DIRECTIVE: Every line of the material is to be quoted verbatim, minus the pictures.

# ROWS start

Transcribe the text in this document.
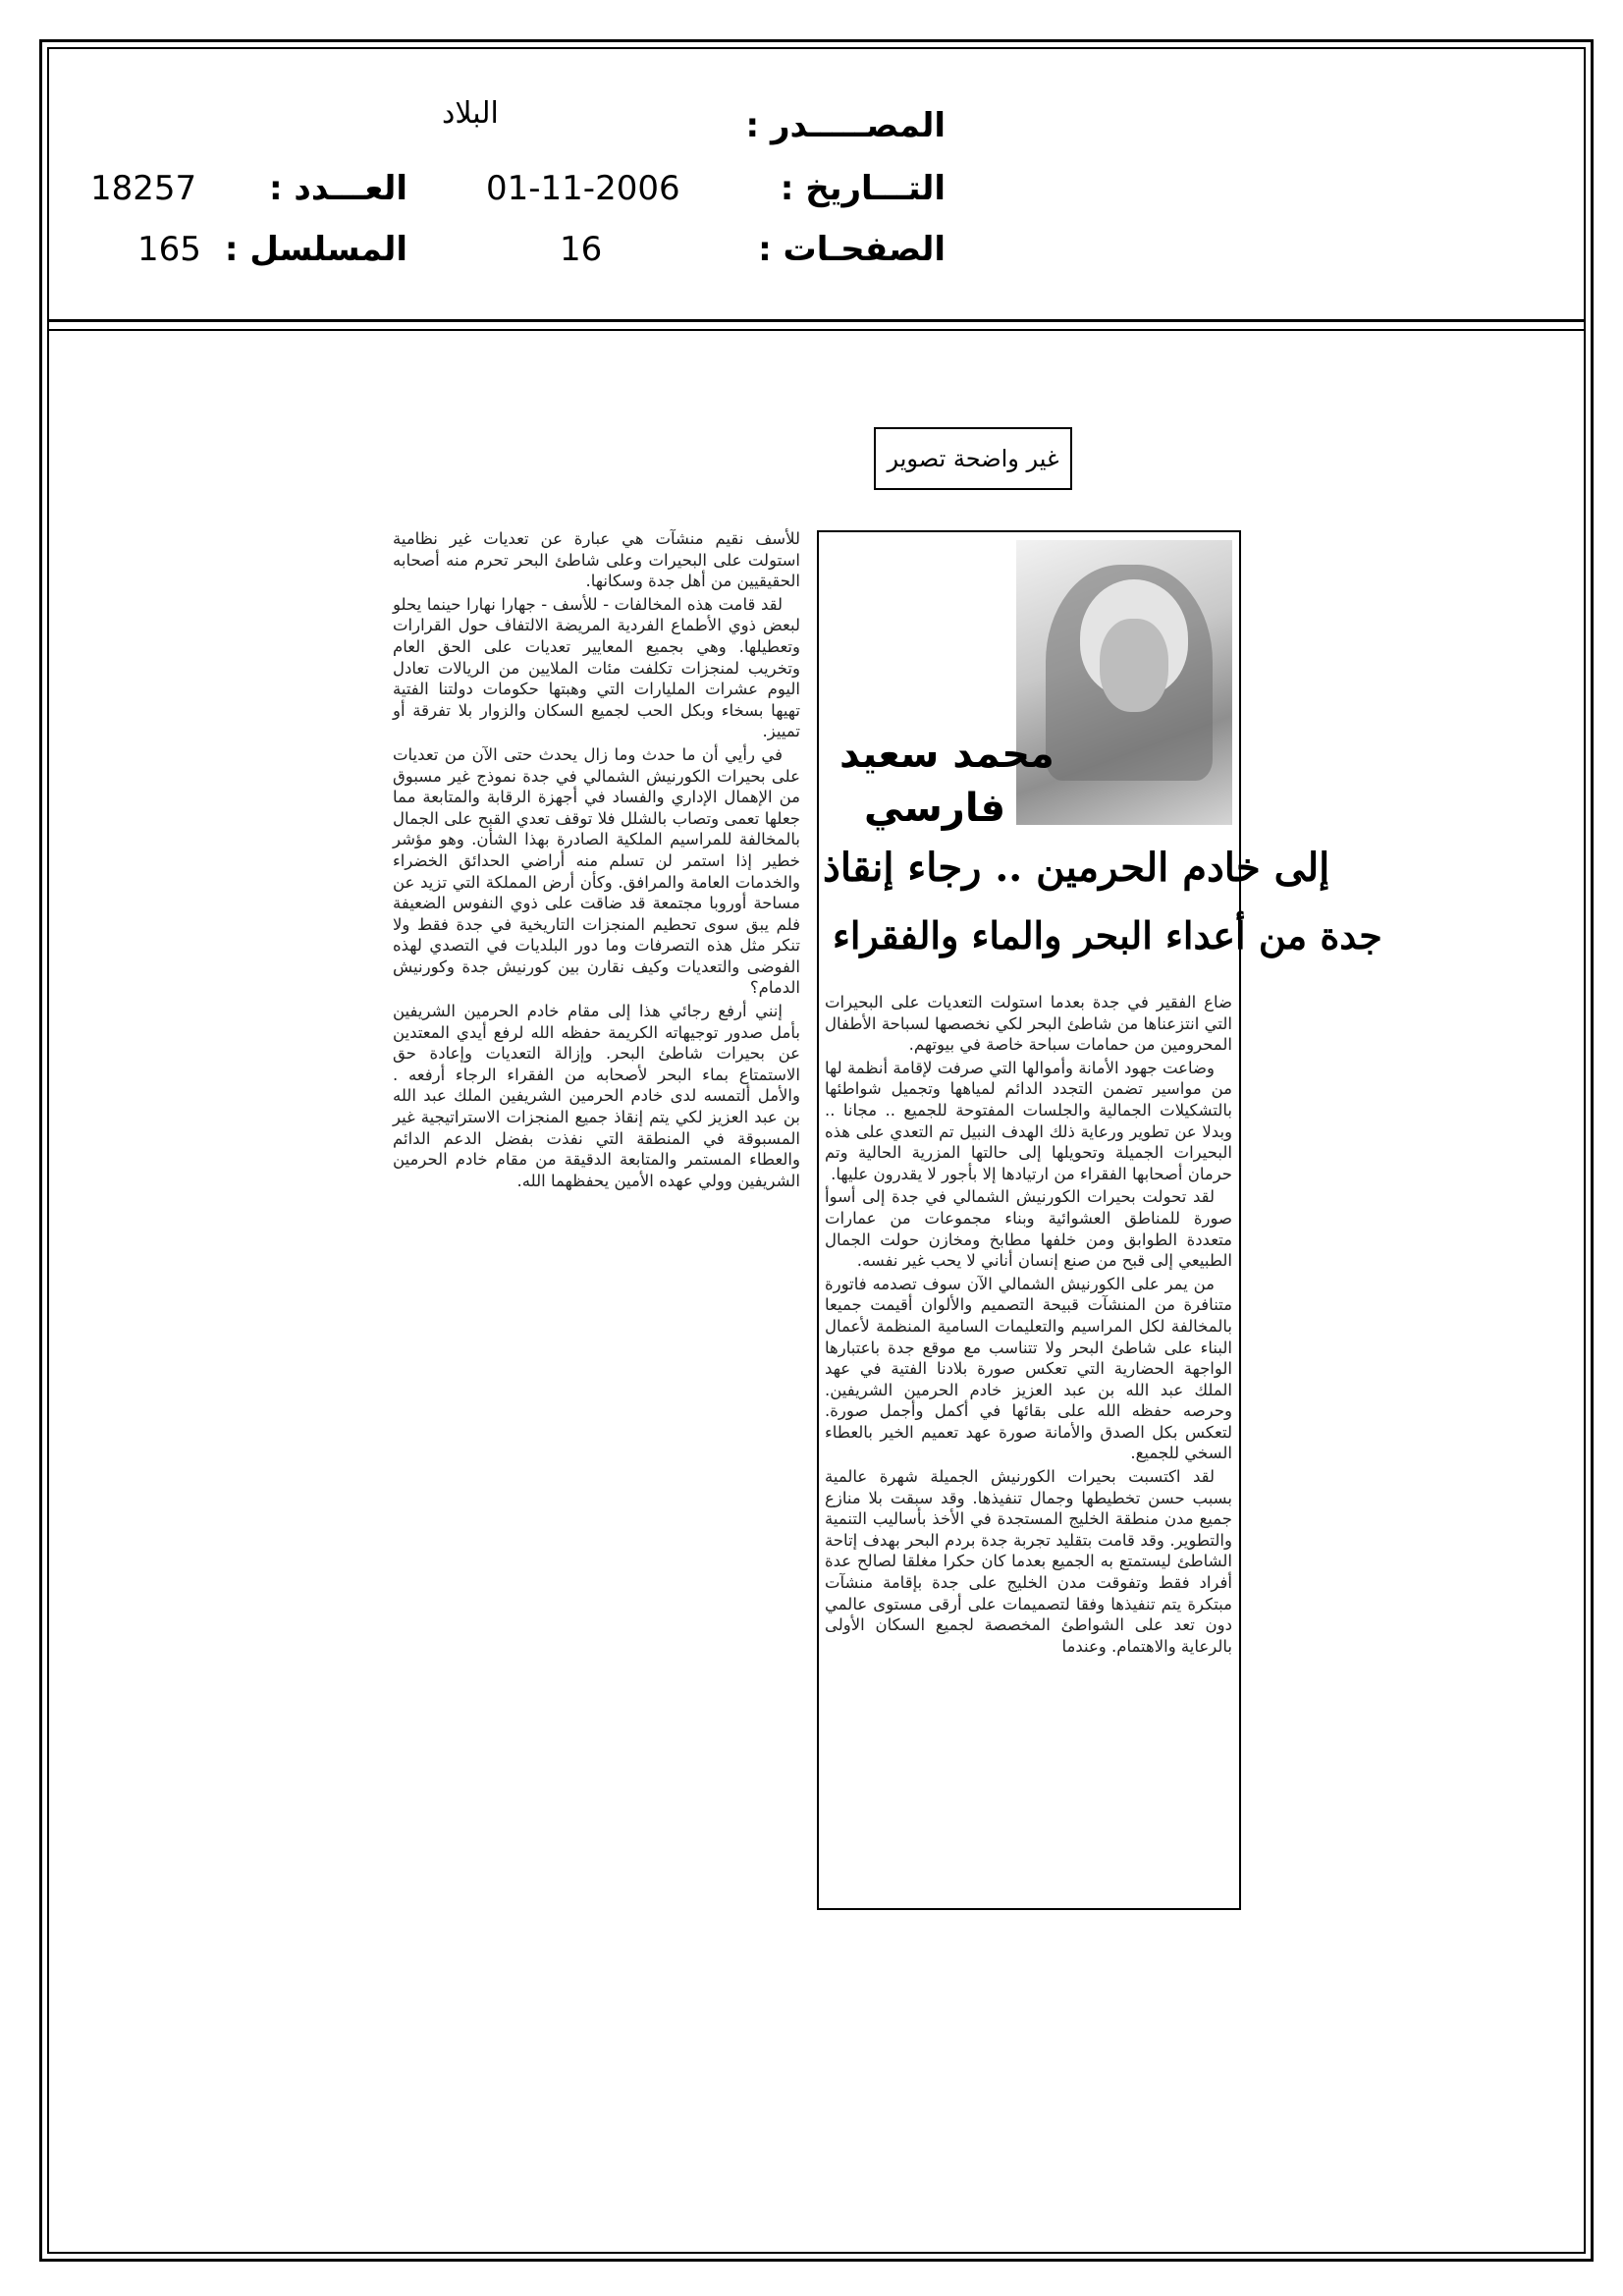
المصـــــدر :
البلاد
التـــاريخ :
01-11-2006
العـــدد :
18257
الصفحـات :
16
المسلسل :
165
غير واضحة تصوير
محمد سعيد
فارسي
إلى خادم الحرمين .. رجاء إنقاذ
جدة من أعداء البحر والماء والفقراء

ضاع الفقير في جدة بعدما استولت التعديات على البحيرات التي انتزعناها من شاطئ البحر لكي نخصصها لسباحة الأطفال المحرومين من حمامات سباحة خاصة في بيوتهم.

وضاعت جهود الأمانة وأموالها التي صرفت لإقامة أنظمة لها من مواسير تضمن التجدد الدائم لمياهها وتجميل شواطئها بالتشكيلات الجمالية والجلسات المفتوحة للجميع .. مجانا .. وبدلا عن تطوير ورعاية ذلك الهدف النبيل تم التعدي على هذه البحيرات الجميلة وتحويلها إلى حالتها المزرية الحالية وتم حرمان أصحابها الفقراء من ارتيادها إلا بأجور لا يقدرون عليها.

لقد تحولت بحيرات الكورنيش الشمالي في جدة إلى أسوأ صورة للمناطق العشوائية وبناء مجموعات من عمارات متعددة الطوابق ومن خلفها مطابخ ومخازن حولت الجمال الطبيعي إلى قبح من صنع إنسان أناني لا يحب غير نفسه.

من يمر على الكورنيش الشمالي الآن سوف تصدمه فاتورة متنافرة من المنشآت قبيحة التصميم والألوان أقيمت جميعا بالمخالفة لكل المراسيم والتعليمات السامية المنظمة لأعمال البناء على شاطئ البحر ولا تتناسب مع موقع جدة باعتبارها الواجهة الحضارية التي تعكس صورة بلادنا الفتية في عهد الملك عبد الله بن عبد العزيز خادم الحرمين الشريفين. وحرصه حفظه الله على بقائها في أكمل وأجمل صورة. لتعكس بكل الصدق والأمانة صورة عهد تعميم الخير بالعطاء السخي للجميع.

لقد اكتسبت بحيرات الكورنيش الجميلة شهرة عالمية بسبب حسن تخطيطها وجمال تنفيذها. وقد سبقت بلا منازع جميع مدن منطقة الخليج المستجدة في الأخذ بأساليب التنمية والتطوير. وقد قامت بتقليد تجربة جدة بردم البحر بهدف إتاحة الشاطئ ليستمتع به الجميع بعدما كان حكرا مغلقا لصالح عدة أفراد فقط وتفوقت مدن الخليج على جدة بإقامة منشآت مبتكرة يتم تنفيذها وفقا لتصميمات على أرقى مستوى عالمي دون تعد على الشواطئ المخصصة لجميع السكان الأولى بالرعاية والاهتمام. وعندما

للأسف نقيم منشآت هي عبارة عن تعديات غير نظامية استولت على البحيرات وعلى شاطئ البحر تحرم منه أصحابه الحقيقيين من أهل جدة وسكانها.

لقد قامت هذه المخالفات - للأسف - جهارا نهارا حينما يحلو لبعض ذوي الأطماع الفردية المريضة الالتفاف حول القرارات وتعطيلها. وهي بجميع المعايير تعديات على الحق العام وتخريب لمنجزات تكلفت مئات الملايين من الريالات تعادل اليوم عشرات المليارات التي وهبتها حكومات دولتنا الفتية تهيها بسخاء وبكل الحب لجميع السكان والزوار بلا تفرقة أو تمييز.

في رأيي أن ما حدث وما زال يحدث حتى الآن من تعديات على بحيرات الكورنيش الشمالي في جدة نموذج غير مسبوق من الإهمال الإداري والفساد في أجهزة الرقابة والمتابعة مما جعلها تعمى وتصاب بالشلل فلا توقف تعدي القبح على الجمال بالمخالفة للمراسيم الملكية الصادرة بهذا الشأن. وهو مؤشر خطير إذا استمر لن تسلم منه أراضي الحدائق الخضراء والخدمات العامة والمرافق. وكأن أرض المملكة التي تزيد عن مساحة أوروبا مجتمعة قد ضاقت على ذوي النفوس الضعيفة فلم يبق سوى تحطيم المنجزات التاريخية في جدة فقط ولا تنكر مثل هذه التصرفات وما دور البلديات في التصدي لهذه الفوضى والتعديات وكيف نقارن بين كورنيش جدة وكورنيش الدمام؟

إنني أرفع رجائي هذا إلى مقام خادم الحرمين الشريفين بأمل صدور توجيهاته الكريمة حفظه الله لرفع أيدي المعتدين عن بحيرات شاطئ البحر. وإزالة التعديات وإعادة حق الاستمتاع بماء البحر لأصحابه من الفقراء الرجاء أرفعه . والأمل ألتمسه لدى خادم الحرمين الشريفين الملك عبد الله بن عبد العزيز لكي يتم إنقاذ جميع المنجزات الاستراتيجية غير المسبوقة في المنطقة التي نفذت بفضل الدعم الدائم والعطاء المستمر والمتابعة الدقيقة من مقام خادم الحرمين الشريفين وولي عهده الأمين يحفظهما الله.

# ROWS end

TASK ANSWER:
Transcribe the text in this document.
المصـــــدر :
البلاد
التـــاريخ :
01-11-2006
العـــدد :
18257
الصفحـات :
16
المسلسل :
165
غير واضحة تصوير
محمد سعيد
فارسي
إلى خادم الحرمين .. رجاء إنقاذ
جدة من أعداء البحر والماء والفقراء

ضاع الفقير في جدة بعدما استولت التعديات على البحيرات التي انتزعناها من شاطئ البحر لكي نخصصها لسباحة الأطفال المحرومين من حمامات سباحة خاصة في بيوتهم.

وضاعت جهود الأمانة وأموالها التي صرفت لإقامة أنظمة لها من مواسير تضمن التجدد الدائم لمياهها وتجميل شواطئها بالتشكيلات الجمالية والجلسات المفتوحة للجميع .. مجانا .. وبدلا عن تطوير ورعاية ذلك الهدف النبيل تم التعدي على هذه البحيرات الجميلة وتحويلها إلى حالتها المزرية الحالية وتم حرمان أصحابها الفقراء من ارتيادها إلا بأجور لا يقدرون عليها.

لقد تحولت بحيرات الكورنيش الشمالي في جدة إلى أسوأ صورة للمناطق العشوائية وبناء مجموعات من عمارات متعددة الطوابق ومن خلفها مطابخ ومخازن حولت الجمال الطبيعي إلى قبح من صنع إنسان أناني لا يحب غير نفسه.

من يمر على الكورنيش الشمالي الآن سوف تصدمه فاتورة متنافرة من المنشآت قبيحة التصميم والألوان أقيمت جميعا بالمخالفة لكل المراسيم والتعليمات السامية المنظمة لأعمال البناء على شاطئ البحر ولا تتناسب مع موقع جدة باعتبارها الواجهة الحضارية التي تعكس صورة بلادنا الفتية في عهد الملك عبد الله بن عبد العزيز خادم الحرمين الشريفين. وحرصه حفظه الله على بقائها في أكمل وأجمل صورة. لتعكس بكل الصدق والأمانة صورة عهد تعميم الخير بالعطاء السخي للجميع.

لقد اكتسبت بحيرات الكورنيش الجميلة شهرة عالمية بسبب حسن تخطيطها وجمال تنفيذها. وقد سبقت بلا منازع جميع مدن منطقة الخليج المستجدة في الأخذ بأساليب التنمية والتطوير. وقد قامت بتقليد تجربة جدة بردم البحر بهدف إتاحة الشاطئ ليستمتع به الجميع بعدما كان حكرا مغلقا لصالح عدة أفراد فقط وتفوقت مدن الخليج على جدة بإقامة منشآت مبتكرة يتم تنفيذها وفقا لتصميمات على أرقى مستوى عالمي دون تعد على الشواطئ المخصصة لجميع السكان الأولى بالرعاية والاهتمام. وعندما

للأسف نقيم منشآت هي عبارة عن تعديات غير نظامية استولت على البحيرات وعلى شاطئ البحر تحرم منه أصحابه الحقيقيين من أهل جدة وسكانها.

لقد قامت هذه المخالفات - للأسف - جهارا نهارا حينما يحلو لبعض ذوي الأطماع الفردية المريضة الالتفاف حول القرارات وتعطيلها. وهي بجميع المعايير تعديات على الحق العام وتخريب لمنجزات تكلفت مئات الملايين من الريالات تعادل اليوم عشرات المليارات التي وهبتها حكومات دولتنا الفتية تهيها بسخاء وبكل الحب لجميع السكان والزوار بلا تفرقة أو تمييز.

في رأيي أن ما حدث وما زال يحدث حتى الآن من تعديات على بحيرات الكورنيش الشمالي في جدة نموذج غير مسبوق من الإهمال الإداري والفساد في أجهزة الرقابة والمتابعة مما جعلها تعمى وتصاب بالشلل فلا توقف تعدي القبح على الجمال بالمخالفة للمراسيم الملكية الصادرة بهذا الشأن. وهو مؤشر خطير إذا استمر لن تسلم منه أراضي الحدائق الخضراء والخدمات العامة والمرافق. وكأن أرض المملكة التي تزيد عن مساحة أوروبا مجتمعة قد ضاقت على ذوي النفوس الضعيفة فلم يبق سوى تحطيم المنجزات التاريخية في جدة فقط ولا تنكر مثل هذه التصرفات وما دور البلديات في التصدي لهذه الفوضى والتعديات وكيف نقارن بين كورنيش جدة وكورنيش الدمام؟

إنني أرفع رجائي هذا إلى مقام خادم الحرمين الشريفين بأمل صدور توجيهاته الكريمة حفظه الله لرفع أيدي المعتدين عن بحيرات شاطئ البحر. وإزالة التعديات وإعادة حق الاستمتاع بماء البحر لأصحابه من الفقراء الرجاء أرفعه . والأمل ألتمسه لدى خادم الحرمين الشريفين الملك عبد الله بن عبد العزيز لكي يتم إنقاذ جميع المنجزات الاستراتيجية غير المسبوقة في المنطقة التي نفذت بفضل الدعم الدائم والعطاء المستمر والمتابعة الدقيقة من مقام خادم الحرمين الشريفين وولي عهده الأمين يحفظهما الله.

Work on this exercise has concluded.